- _Task brief_
Check each line of the entries below for the string "乙原来有"; copy every line where it appears.
* Begin Data in this exercise *
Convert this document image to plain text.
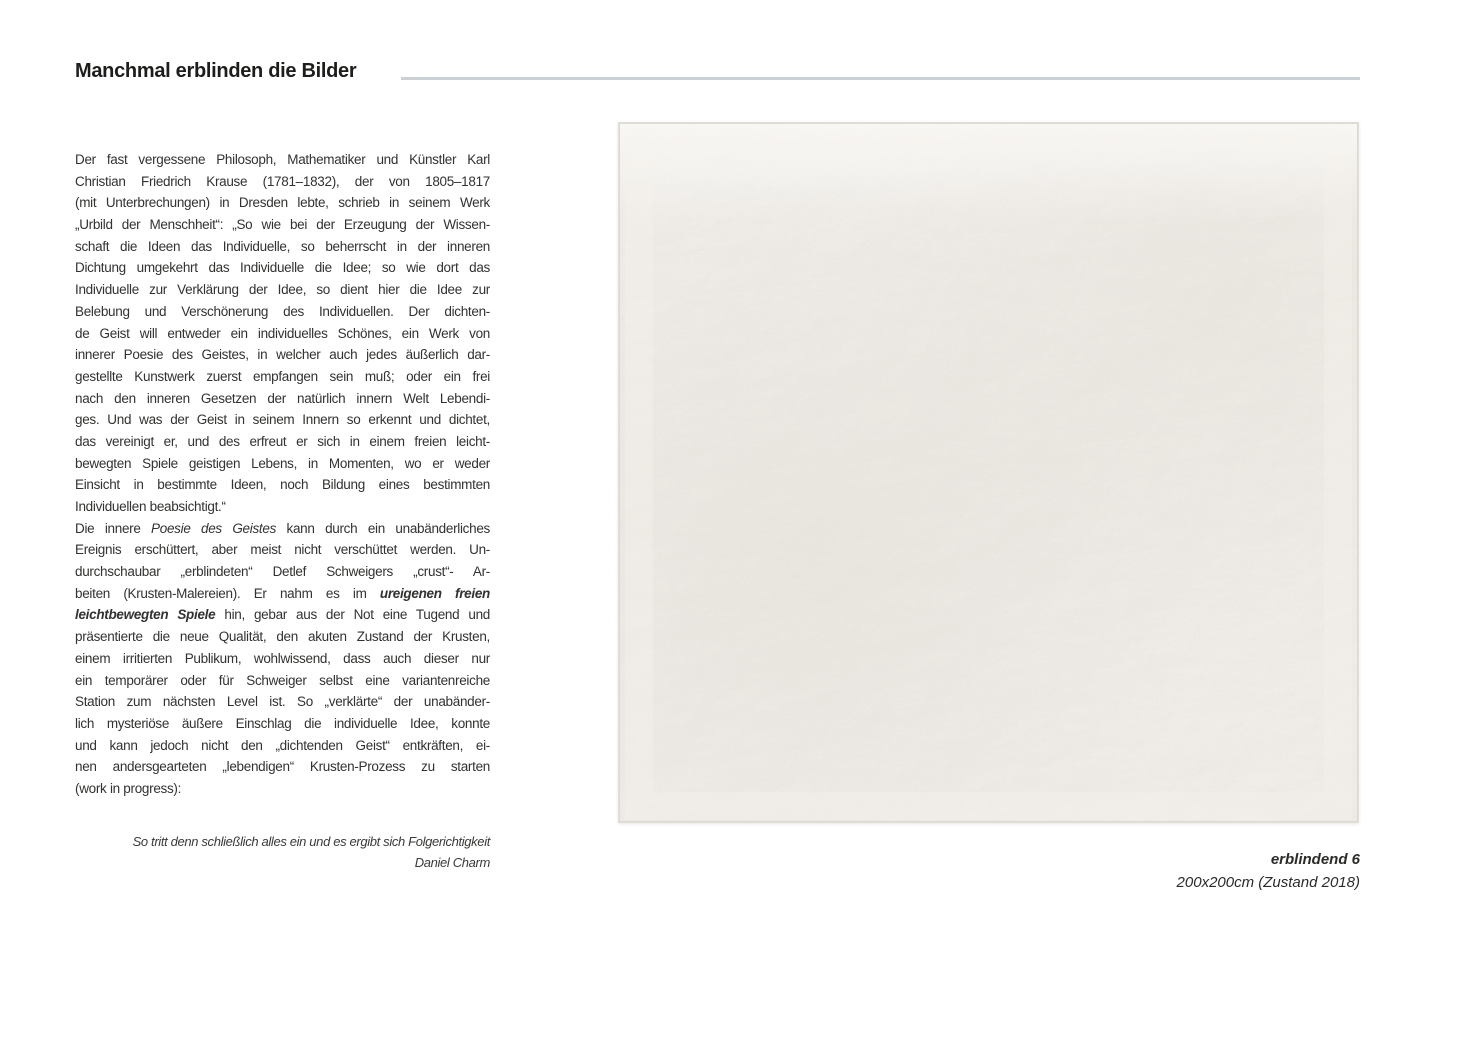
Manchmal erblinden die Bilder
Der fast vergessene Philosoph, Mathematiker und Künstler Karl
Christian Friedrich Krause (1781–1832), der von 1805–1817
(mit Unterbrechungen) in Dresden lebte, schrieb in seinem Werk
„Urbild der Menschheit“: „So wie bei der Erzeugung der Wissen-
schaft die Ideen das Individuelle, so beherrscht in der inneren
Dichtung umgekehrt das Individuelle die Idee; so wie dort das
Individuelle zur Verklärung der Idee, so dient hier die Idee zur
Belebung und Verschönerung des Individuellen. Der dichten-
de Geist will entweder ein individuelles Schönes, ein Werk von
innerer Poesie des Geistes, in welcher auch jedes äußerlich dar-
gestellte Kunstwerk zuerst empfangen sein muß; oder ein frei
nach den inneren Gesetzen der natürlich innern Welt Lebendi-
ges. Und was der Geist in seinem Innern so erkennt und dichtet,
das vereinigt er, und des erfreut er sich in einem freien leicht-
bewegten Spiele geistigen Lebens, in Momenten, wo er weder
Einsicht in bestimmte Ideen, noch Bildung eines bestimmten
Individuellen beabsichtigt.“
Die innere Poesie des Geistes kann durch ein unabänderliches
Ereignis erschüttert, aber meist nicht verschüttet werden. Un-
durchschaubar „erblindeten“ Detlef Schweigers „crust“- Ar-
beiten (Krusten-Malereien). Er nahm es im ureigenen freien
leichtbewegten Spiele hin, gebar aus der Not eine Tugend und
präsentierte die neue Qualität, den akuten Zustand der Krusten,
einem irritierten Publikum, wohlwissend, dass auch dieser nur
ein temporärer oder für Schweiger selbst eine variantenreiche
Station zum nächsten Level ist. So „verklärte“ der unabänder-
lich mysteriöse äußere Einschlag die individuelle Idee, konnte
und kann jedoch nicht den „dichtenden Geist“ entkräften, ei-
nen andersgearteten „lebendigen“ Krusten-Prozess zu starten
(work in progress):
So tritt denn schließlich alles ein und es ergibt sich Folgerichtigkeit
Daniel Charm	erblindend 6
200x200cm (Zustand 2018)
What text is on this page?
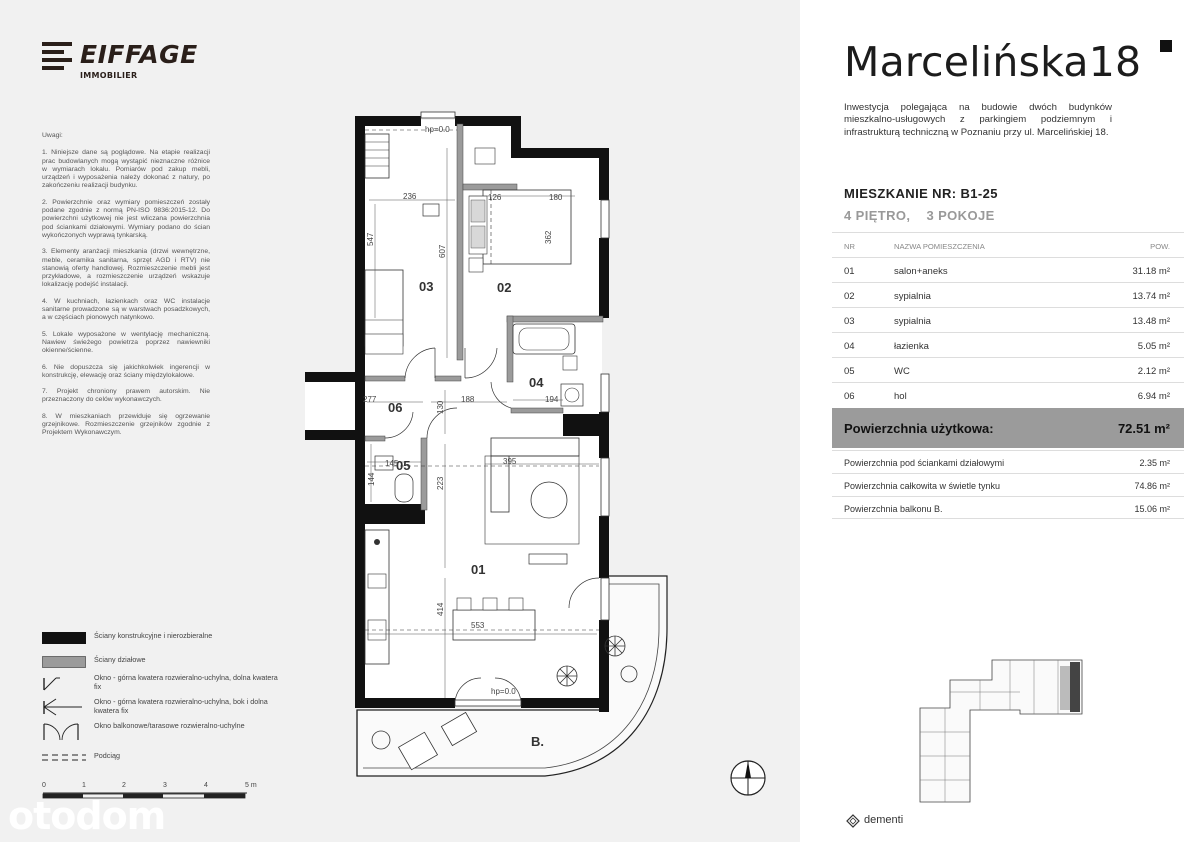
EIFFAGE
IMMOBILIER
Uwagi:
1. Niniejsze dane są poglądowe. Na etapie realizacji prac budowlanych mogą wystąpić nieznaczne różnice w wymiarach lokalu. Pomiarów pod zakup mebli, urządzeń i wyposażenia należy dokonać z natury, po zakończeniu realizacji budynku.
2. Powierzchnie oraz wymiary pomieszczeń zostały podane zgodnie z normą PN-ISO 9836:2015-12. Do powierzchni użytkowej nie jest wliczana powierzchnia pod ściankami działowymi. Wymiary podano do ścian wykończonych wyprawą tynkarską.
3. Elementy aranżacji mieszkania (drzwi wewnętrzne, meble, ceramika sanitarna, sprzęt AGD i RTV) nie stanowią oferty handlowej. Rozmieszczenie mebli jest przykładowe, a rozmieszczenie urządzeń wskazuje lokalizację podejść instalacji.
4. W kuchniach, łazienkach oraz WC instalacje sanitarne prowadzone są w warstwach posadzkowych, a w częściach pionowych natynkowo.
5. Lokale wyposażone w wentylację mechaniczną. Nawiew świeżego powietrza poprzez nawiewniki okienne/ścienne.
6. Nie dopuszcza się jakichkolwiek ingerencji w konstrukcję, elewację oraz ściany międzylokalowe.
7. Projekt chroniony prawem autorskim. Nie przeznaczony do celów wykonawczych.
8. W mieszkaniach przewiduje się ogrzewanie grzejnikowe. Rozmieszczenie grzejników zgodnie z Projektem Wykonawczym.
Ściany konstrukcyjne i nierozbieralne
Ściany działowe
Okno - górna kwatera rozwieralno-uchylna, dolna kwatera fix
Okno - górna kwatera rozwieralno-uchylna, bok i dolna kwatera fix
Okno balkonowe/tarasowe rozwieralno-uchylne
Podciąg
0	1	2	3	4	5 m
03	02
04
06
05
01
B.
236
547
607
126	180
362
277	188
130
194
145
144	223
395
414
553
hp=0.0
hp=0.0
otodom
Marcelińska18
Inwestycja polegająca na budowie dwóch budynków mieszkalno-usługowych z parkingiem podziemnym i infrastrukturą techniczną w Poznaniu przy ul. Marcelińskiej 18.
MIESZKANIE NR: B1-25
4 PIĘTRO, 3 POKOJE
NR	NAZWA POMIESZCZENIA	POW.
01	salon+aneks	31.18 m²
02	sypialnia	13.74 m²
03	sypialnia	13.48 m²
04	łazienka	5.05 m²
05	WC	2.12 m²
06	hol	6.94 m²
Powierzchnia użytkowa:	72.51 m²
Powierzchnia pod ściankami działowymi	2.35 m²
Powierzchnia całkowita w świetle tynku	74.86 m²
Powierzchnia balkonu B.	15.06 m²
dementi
* End Data in this exercise *
* Begin Data in this exercise *
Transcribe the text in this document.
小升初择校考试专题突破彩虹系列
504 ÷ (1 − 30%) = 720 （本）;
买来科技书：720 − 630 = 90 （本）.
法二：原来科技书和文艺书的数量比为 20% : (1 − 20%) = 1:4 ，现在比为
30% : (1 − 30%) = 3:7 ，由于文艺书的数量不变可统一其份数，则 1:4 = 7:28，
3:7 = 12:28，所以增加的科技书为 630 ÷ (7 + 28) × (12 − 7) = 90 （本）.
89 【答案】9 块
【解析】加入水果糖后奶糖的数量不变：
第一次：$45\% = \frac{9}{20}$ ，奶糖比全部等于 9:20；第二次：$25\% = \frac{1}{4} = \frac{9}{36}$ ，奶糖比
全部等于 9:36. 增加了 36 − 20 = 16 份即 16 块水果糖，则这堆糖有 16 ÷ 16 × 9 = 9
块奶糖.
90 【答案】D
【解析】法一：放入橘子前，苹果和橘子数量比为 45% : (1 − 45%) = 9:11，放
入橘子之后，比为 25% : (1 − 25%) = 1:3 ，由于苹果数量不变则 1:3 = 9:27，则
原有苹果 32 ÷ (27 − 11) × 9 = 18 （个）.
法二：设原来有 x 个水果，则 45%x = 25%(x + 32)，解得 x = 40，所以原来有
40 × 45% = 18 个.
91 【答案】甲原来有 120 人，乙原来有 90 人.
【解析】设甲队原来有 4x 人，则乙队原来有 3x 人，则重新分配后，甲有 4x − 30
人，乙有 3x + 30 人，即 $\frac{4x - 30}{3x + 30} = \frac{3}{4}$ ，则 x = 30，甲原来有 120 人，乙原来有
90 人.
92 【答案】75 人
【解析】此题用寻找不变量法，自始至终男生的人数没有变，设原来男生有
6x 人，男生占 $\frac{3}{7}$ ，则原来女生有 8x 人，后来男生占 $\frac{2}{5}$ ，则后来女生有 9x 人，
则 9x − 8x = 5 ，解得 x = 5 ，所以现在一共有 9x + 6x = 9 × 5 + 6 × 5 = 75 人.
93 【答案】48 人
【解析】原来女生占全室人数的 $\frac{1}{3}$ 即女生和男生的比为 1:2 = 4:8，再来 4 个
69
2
* End Data in this exercise *
* Begin Data in this exercise *
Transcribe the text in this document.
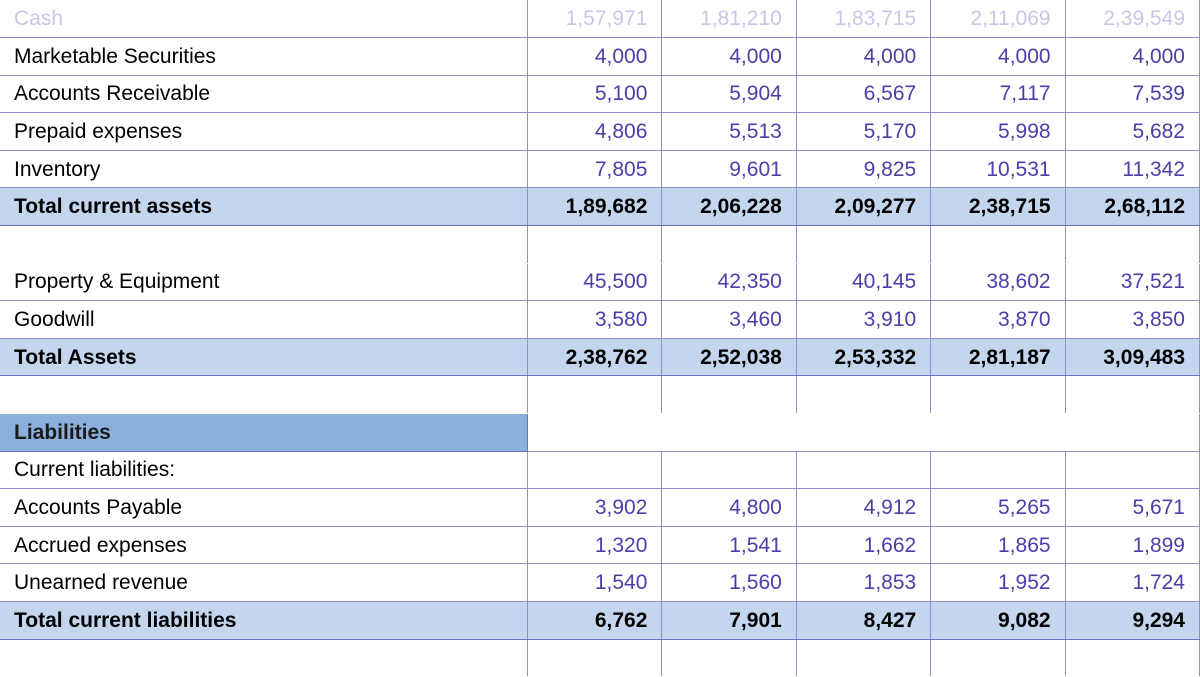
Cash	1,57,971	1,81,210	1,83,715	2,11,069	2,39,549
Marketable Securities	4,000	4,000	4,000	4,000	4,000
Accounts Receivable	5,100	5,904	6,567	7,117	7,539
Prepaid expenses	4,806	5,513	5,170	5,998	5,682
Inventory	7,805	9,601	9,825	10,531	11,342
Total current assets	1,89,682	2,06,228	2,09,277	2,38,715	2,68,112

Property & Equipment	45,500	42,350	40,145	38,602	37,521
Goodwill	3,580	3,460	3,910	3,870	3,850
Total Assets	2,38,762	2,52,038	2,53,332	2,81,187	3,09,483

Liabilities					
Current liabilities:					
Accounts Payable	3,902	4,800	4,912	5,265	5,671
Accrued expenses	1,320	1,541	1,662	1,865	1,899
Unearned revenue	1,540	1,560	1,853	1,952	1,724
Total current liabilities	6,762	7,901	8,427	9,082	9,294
* End Data in this exercise *
- _Full output_
91 【答案】甲原来有 120 人，乙原来有 90 人.
人，乙有 3x + 30 人，即 $\frac{4x - 30}{3x + 30} = \frac{3}{4}$ ，则 x = 30，甲原来有 120 人，乙原来有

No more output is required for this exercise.